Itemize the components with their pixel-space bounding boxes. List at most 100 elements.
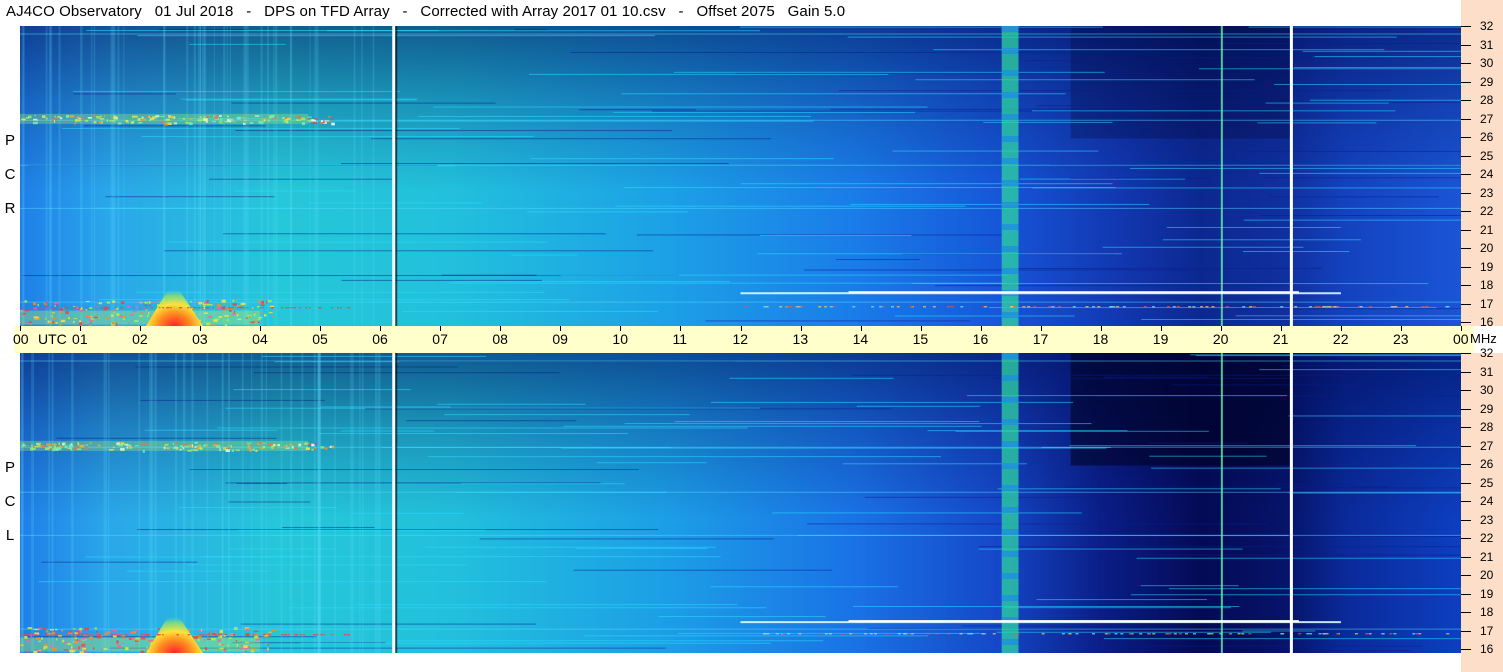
time-tick-7: 07 [432,331,448,347]
lcp-heatmap [20,353,1461,653]
title-offset: Offset 2075 [696,3,775,20]
time-tick-15: 15 [912,331,929,347]
freq-tick-bottom-24: 24 [1480,494,1494,508]
time-tick-mark-23 [1400,326,1402,331]
freq-tick-top-23: 23 [1480,185,1494,200]
freq-tick-mark-bottom-24 [1461,501,1471,502]
freq-tick-top-26: 26 [1480,130,1494,144]
time-tick-1: 01 [72,331,88,347]
freq-tick-mark-top-28 [1461,100,1471,101]
freq-tick-mark-bottom-32 [1461,353,1471,354]
freq-tick-mark-bottom-16 [1461,649,1471,650]
freq-tick-top-25: 25 [1480,148,1494,163]
rcp-label-r: R [4,200,16,217]
freq-tick-mark-top-32 [1461,26,1471,27]
freq-tick-top-29: 29 [1480,74,1494,89]
freq-tick-mark-bottom-18 [1461,612,1471,613]
freq-tick-mark-bottom-26 [1461,464,1471,465]
time-tick-17: 17 [1032,331,1049,347]
freq-tick-bottom-28: 28 [1480,420,1494,434]
freq-tick-mark-top-27 [1461,118,1471,120]
freq-tick-top-28: 28 [1480,93,1494,107]
freq-tick-bottom-30: 30 [1480,383,1494,397]
freq-tick-mark-bottom-20 [1461,575,1471,576]
freq-tick-top-21: 21 [1480,222,1494,237]
freq-tick-mark-bottom-25 [1461,482,1471,484]
freq-tick-bottom-18: 18 [1480,605,1494,619]
time-tick-mark-19 [1160,326,1162,331]
freq-tick-top-31: 31 [1480,37,1494,52]
freq-tick-mark-top-20 [1461,248,1471,249]
time-tick-mark-18 [1100,326,1102,331]
freq-tick-top-18: 18 [1480,278,1494,292]
freq-tick-mark-top-26 [1461,137,1471,138]
time-tick-mark-20 [1220,326,1222,331]
freq-tick-bottom-23: 23 [1480,512,1494,527]
freq-tick-mark-bottom-17 [1461,630,1471,632]
freq-tick-bottom-17: 17 [1480,623,1494,638]
freq-tick-bottom-27: 27 [1480,438,1494,453]
time-tick-5: 05 [312,331,328,347]
lcp-label-p: P [4,459,15,476]
freq-tick-bottom-32: 32 [1480,346,1494,360]
time-tick-2: 02 [132,331,148,347]
freq-tick-bottom-31: 31 [1480,364,1494,379]
time-tick-22: 22 [1332,331,1349,347]
time-tick-mark-12 [740,326,742,331]
freq-tick-top-22: 22 [1480,204,1494,218]
time-tick-mark-0 [20,326,21,331]
freq-tick-mark-top-17 [1461,303,1471,305]
freq-tick-top-30: 30 [1480,56,1494,70]
time-tick-mark-5 [320,326,322,331]
freq-unit-label: MHz [1470,331,1497,346]
time-tick-mark-1 [80,326,82,331]
time-tick-4: 04 [252,331,268,347]
freq-tick-top-16: 16 [1480,315,1494,329]
time-tick-8: 08 [492,331,508,347]
time-tick-mark-9 [560,326,562,331]
time-tick-mark-13 [800,326,802,331]
rcp-spectrogram [20,26,1461,326]
freq-tick-top-32: 32 [1480,19,1494,33]
freq-tick-bottom-20: 20 [1480,568,1494,582]
lcp-label-c: C [4,493,16,510]
time-tick-mark-4 [260,326,262,331]
lcp-label-l: L [5,527,15,544]
freq-tick-bottom-22: 22 [1480,531,1494,545]
freq-tick-mark-bottom-30 [1461,390,1471,391]
freq-tick-mark-top-19 [1461,266,1471,268]
time-tick-mark-3 [200,326,202,331]
time-tick-11: 11 [672,331,687,347]
time-tick-12: 12 [732,331,749,347]
time-tick-mark-16 [980,326,982,331]
freq-tick-mark-bottom-22 [1461,538,1471,539]
freq-tick-bottom-26: 26 [1480,457,1494,471]
title-sep-3: - [678,3,684,20]
rcp-label-c: C [4,166,16,183]
freq-tick-top-20: 20 [1480,241,1494,255]
freq-tick-mark-top-30 [1461,63,1471,64]
freq-tick-mark-bottom-29 [1461,408,1471,410]
time-tick-13: 13 [792,331,809,347]
time-tick-mark-11 [680,326,682,331]
freq-tick-top-24: 24 [1480,167,1494,181]
time-tick-0: 00 [13,331,29,347]
freq-tick-bottom-16: 16 [1480,642,1494,656]
freq-tick-mark-bottom-23 [1461,519,1471,521]
time-tick-24: 00 [1453,331,1469,347]
freq-tick-bottom-25: 25 [1480,475,1494,490]
freq-tick-top-17: 17 [1480,296,1494,311]
time-tick-mark-22 [1340,326,1342,331]
time-tick-3: 03 [192,331,208,347]
time-tick-mark-10 [620,326,622,331]
freq-tick-top-19: 19 [1480,259,1494,274]
freq-tick-mark-top-22 [1461,211,1471,212]
freq-tick-top-27: 27 [1480,111,1494,126]
freq-tick-mark-bottom-27 [1461,445,1471,447]
time-tick-18: 18 [1092,331,1109,347]
freq-tick-mark-top-24 [1461,174,1471,175]
freq-tick-mark-top-21 [1461,229,1471,231]
freq-tick-mark-bottom-28 [1461,427,1471,428]
rcp-heatmap [20,26,1461,326]
time-tick-20: 20 [1212,331,1229,347]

## What is needed
Print the data above verbatim, line for line, leaving out the pictures.

## Exercise response
Itemize the components with their pixel-space bounding boxes. List at most 100 elements.
time-tick-7: 07 [432,331,448,347]
lcp-heatmap [20,353,1461,653]
title-offset: Offset 2075 [696,3,775,20]
time-tick-15: 15 [912,331,929,347]
freq-tick-bottom-24: 24 [1480,494,1494,508]
time-tick-mark-23 [1400,326,1402,331]
freq-tick-top-23: 23 [1480,185,1494,200]
freq-tick-mark-bottom-24 [1461,501,1471,502]
freq-tick-top-26: 26 [1480,130,1494,144]
time-tick-1: 01 [72,331,88,347]
freq-tick-mark-top-28 [1461,100,1471,101]
freq-tick-mark-bottom-32 [1461,353,1471,354]
freq-tick-mark-bottom-16 [1461,649,1471,650]
freq-tick-top-25: 25 [1480,148,1494,163]
rcp-label-r: R [4,200,16,217]
freq-tick-mark-top-32 [1461,26,1471,27]
freq-tick-top-29: 29 [1480,74,1494,89]
freq-tick-mark-bottom-18 [1461,612,1471,613]
freq-tick-mark-bottom-26 [1461,464,1471,465]
time-tick-17: 17 [1032,331,1049,347]
freq-tick-bottom-28: 28 [1480,420,1494,434]
freq-tick-mark-top-27 [1461,118,1471,120]
freq-tick-top-28: 28 [1480,93,1494,107]
freq-tick-bottom-30: 30 [1480,383,1494,397]
freq-tick-mark-bottom-20 [1461,575,1471,576]
freq-tick-top-21: 21 [1480,222,1494,237]
freq-tick-mark-bottom-25 [1461,482,1471,484]
freq-tick-bottom-18: 18 [1480,605,1494,619]
time-tick-mark-19 [1160,326,1162,331]
freq-tick-top-31: 31 [1480,37,1494,52]
freq-tick-mark-top-20 [1461,248,1471,249]
time-tick-mark-18 [1100,326,1102,331]
freq-tick-top-18: 18 [1480,278,1494,292]
freq-tick-mark-top-26 [1461,137,1471,138]
time-tick-mark-20 [1220,326,1222,331]
freq-tick-bottom-23: 23 [1480,512,1494,527]
freq-tick-mark-bottom-17 [1461,630,1471,632]
freq-tick-bottom-17: 17 [1480,623,1494,638]
freq-tick-bottom-27: 27 [1480,438,1494,453]
time-tick-5: 05 [312,331,328,347]
lcp-label-p: P [4,459,15,476]
freq-tick-bottom-32: 32 [1480,346,1494,360]
time-tick-2: 02 [132,331,148,347]
freq-tick-bottom-31: 31 [1480,364,1494,379]
time-tick-22: 22 [1332,331,1349,347]
time-tick-mark-12 [740,326,742,331]
freq-tick-top-22: 22 [1480,204,1494,218]
time-tick-mark-0 [20,326,21,331]
freq-tick-mark-top-17 [1461,303,1471,305]
freq-tick-top-30: 30 [1480,56,1494,70]
time-tick-mark-5 [320,326,322,331]
freq-unit-label: MHz [1470,331,1497,346]
time-tick-mark-1 [80,326,82,331]
time-tick-4: 04 [252,331,268,347]
freq-tick-top-16: 16 [1480,315,1494,329]
time-tick-8: 08 [492,331,508,347]
time-tick-mark-9 [560,326,562,331]
time-tick-mark-13 [800,326,802,331]
rcp-spectrogram [20,26,1461,326]
freq-tick-top-32: 32 [1480,19,1494,33]
freq-tick-bottom-20: 20 [1480,568,1494,582]
lcp-label-c: C [4,493,16,510]
time-tick-mark-4 [260,326,262,331]
lcp-label-l: L [5,527,15,544]
freq-tick-bottom-22: 22 [1480,531,1494,545]
freq-tick-mark-bottom-30 [1461,390,1471,391]
freq-tick-mark-top-19 [1461,266,1471,268]
time-tick-mark-3 [200,326,202,331]
time-tick-11: 11 [672,331,687,347]
time-tick-12: 12 [732,331,749,347]
time-tick-mark-16 [980,326,982,331]
freq-tick-mark-bottom-22 [1461,538,1471,539]
freq-tick-bottom-26: 26 [1480,457,1494,471]
title-sep-3: - [678,3,684,20]
rcp-label-c: C [4,166,16,183]
freq-tick-top-20: 20 [1480,241,1494,255]
freq-tick-mark-top-30 [1461,63,1471,64]
freq-tick-mark-bottom-29 [1461,408,1471,410]
time-tick-13: 13 [792,331,809,347]
time-tick-mark-11 [680,326,682,331]
freq-tick-top-24: 24 [1480,167,1494,181]
time-tick-0: 00 [13,331,29,347]
freq-tick-bottom-16: 16 [1480,642,1494,656]
freq-tick-mark-bottom-23 [1461,519,1471,521]
time-tick-24: 00 [1453,331,1469,347]
freq-tick-bottom-25: 25 [1480,475,1494,490]
freq-tick-top-17: 17 [1480,296,1494,311]
time-tick-mark-22 [1340,326,1342,331]
time-tick-3: 03 [192,331,208,347]
time-tick-mark-10 [620,326,622,331]
freq-tick-top-19: 19 [1480,259,1494,274]
freq-tick-mark-top-22 [1461,211,1471,212]
freq-tick-top-27: 27 [1480,111,1494,126]
freq-tick-mark-bottom-27 [1461,445,1471,447]
time-tick-18: 18 [1092,331,1109,347]
freq-tick-mark-top-24 [1461,174,1471,175]
freq-tick-mark-top-21 [1461,229,1471,231]
freq-tick-mark-bottom-28 [1461,427,1471,428]
rcp-heatmap [20,26,1461,326]
time-tick-20: 20 [1212,331,1229,347]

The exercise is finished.